» Task requirements:
Tally the lines of the listing that contain the word "olevien", then give the total and nothing else.

» Data lines:
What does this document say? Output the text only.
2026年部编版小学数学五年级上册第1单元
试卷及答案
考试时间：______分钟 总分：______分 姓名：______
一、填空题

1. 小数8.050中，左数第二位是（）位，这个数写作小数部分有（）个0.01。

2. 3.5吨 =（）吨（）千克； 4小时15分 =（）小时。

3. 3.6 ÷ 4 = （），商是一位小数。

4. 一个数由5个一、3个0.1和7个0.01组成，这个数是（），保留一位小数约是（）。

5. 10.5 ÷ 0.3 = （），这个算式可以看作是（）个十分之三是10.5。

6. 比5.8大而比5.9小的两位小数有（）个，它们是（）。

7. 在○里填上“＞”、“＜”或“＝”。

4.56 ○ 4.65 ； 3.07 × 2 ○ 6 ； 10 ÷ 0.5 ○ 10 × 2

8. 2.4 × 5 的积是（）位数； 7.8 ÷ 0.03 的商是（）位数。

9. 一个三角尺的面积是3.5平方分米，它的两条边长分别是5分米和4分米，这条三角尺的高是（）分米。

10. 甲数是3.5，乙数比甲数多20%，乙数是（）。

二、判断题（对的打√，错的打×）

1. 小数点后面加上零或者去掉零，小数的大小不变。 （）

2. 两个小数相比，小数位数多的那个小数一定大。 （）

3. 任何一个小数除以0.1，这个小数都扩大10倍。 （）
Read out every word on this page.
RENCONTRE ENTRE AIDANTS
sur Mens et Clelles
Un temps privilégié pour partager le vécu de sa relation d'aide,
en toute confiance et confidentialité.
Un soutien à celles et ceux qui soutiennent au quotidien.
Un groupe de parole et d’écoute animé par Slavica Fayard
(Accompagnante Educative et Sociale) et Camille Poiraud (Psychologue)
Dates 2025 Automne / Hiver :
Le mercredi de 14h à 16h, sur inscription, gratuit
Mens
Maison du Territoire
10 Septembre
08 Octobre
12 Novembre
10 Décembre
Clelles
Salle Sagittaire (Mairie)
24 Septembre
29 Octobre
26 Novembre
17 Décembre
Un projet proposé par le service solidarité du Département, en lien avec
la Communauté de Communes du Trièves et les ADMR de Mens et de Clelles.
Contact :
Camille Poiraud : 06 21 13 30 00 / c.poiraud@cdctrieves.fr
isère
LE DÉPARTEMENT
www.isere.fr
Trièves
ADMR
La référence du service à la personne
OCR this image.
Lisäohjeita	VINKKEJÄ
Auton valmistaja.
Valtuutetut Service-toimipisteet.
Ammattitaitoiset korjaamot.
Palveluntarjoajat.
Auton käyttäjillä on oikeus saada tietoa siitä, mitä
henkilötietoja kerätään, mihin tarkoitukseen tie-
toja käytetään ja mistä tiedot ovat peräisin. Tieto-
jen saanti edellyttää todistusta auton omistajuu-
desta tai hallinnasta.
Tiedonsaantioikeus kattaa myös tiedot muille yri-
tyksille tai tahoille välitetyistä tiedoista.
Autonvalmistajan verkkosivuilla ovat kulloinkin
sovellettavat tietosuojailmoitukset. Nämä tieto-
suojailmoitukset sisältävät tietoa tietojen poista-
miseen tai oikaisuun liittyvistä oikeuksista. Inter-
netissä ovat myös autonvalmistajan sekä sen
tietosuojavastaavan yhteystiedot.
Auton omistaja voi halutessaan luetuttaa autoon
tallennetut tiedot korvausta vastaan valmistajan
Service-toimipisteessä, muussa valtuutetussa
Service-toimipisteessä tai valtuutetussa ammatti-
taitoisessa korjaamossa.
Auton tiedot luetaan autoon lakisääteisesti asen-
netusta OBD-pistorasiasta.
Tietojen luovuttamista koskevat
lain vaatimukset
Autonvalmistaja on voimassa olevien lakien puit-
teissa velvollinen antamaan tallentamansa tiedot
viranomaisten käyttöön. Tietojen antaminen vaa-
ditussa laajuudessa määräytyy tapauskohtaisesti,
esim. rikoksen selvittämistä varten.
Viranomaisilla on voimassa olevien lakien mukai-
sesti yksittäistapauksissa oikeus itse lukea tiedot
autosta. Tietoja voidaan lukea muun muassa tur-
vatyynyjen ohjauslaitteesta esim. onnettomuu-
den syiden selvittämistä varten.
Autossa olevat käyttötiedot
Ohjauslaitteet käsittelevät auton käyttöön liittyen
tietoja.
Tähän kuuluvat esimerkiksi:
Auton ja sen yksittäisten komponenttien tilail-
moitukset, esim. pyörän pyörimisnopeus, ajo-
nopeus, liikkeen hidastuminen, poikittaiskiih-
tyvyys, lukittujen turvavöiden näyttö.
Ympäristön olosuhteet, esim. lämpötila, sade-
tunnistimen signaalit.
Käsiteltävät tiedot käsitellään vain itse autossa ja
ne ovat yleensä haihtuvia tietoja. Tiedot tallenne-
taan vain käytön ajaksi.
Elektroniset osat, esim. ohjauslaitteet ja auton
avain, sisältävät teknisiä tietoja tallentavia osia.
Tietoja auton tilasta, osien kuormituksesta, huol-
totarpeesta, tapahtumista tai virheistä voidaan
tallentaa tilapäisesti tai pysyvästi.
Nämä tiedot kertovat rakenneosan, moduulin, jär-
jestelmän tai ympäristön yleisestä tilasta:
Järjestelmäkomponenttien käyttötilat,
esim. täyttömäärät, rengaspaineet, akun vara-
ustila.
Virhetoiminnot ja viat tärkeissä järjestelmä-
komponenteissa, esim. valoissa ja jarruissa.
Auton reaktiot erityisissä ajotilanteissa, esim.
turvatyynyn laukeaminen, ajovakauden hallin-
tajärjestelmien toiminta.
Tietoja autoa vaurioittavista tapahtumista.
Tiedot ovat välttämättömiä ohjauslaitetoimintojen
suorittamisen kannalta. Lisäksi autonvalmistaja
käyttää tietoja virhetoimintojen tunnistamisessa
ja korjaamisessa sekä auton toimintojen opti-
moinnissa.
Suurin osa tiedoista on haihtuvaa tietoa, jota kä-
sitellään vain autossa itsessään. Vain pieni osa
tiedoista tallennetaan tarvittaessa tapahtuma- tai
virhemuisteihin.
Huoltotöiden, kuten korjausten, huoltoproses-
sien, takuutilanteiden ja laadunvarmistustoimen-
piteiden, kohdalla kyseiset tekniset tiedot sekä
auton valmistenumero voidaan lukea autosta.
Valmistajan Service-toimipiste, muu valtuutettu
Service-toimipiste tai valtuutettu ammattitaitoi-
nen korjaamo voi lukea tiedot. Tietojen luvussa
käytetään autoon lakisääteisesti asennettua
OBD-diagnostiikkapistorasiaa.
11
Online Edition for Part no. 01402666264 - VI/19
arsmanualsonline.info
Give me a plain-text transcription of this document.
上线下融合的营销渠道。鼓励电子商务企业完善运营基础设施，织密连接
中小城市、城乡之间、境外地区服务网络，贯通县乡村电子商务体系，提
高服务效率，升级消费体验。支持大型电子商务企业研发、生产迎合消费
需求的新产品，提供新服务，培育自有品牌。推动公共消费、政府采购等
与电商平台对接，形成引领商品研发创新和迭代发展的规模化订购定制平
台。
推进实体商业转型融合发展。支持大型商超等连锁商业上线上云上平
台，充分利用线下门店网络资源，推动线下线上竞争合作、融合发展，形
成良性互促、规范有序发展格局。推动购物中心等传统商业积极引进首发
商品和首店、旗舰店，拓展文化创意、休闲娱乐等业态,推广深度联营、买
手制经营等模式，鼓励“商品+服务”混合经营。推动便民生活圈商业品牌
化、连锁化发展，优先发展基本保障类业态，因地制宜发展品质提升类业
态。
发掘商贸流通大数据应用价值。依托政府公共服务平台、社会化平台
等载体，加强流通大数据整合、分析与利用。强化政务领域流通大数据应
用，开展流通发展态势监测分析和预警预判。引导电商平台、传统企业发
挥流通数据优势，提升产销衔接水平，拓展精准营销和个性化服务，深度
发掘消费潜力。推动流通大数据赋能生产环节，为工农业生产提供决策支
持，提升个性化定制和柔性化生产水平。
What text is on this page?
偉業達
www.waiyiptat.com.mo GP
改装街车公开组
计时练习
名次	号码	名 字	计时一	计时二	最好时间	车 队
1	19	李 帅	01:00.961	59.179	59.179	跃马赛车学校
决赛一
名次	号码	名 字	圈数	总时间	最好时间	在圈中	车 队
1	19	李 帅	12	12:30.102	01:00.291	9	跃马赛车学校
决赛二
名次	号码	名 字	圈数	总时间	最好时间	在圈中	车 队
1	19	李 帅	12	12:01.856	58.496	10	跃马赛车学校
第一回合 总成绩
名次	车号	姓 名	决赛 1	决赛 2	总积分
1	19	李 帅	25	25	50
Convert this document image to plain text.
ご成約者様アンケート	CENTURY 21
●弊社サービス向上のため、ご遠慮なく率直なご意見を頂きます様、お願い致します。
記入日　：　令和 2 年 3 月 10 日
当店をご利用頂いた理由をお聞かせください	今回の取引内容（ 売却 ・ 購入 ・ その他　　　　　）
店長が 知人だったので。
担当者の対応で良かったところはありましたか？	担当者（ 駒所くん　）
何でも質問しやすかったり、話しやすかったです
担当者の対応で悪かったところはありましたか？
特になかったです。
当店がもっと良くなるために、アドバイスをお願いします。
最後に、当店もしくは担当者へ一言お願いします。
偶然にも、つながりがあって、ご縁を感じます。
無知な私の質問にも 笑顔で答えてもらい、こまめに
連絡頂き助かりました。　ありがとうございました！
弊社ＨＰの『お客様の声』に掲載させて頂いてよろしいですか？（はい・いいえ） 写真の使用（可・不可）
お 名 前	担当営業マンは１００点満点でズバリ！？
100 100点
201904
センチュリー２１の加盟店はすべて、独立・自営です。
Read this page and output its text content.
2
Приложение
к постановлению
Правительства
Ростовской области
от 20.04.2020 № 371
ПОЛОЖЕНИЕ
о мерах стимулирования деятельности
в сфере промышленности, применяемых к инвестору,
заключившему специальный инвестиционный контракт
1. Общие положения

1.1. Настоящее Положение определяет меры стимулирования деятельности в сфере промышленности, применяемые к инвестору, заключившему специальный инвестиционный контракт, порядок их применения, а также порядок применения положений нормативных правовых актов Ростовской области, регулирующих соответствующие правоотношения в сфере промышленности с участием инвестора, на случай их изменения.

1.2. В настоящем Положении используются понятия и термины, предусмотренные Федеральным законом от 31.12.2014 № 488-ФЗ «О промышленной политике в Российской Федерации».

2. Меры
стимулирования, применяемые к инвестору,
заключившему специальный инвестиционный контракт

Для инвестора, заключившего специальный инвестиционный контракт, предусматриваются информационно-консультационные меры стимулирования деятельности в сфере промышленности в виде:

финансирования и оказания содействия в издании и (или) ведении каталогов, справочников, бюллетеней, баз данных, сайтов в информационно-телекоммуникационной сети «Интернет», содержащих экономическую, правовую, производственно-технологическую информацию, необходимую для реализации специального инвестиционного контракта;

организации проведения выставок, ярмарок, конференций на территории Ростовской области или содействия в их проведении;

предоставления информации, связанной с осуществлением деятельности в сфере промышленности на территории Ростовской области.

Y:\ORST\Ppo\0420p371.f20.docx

» Full answer:
2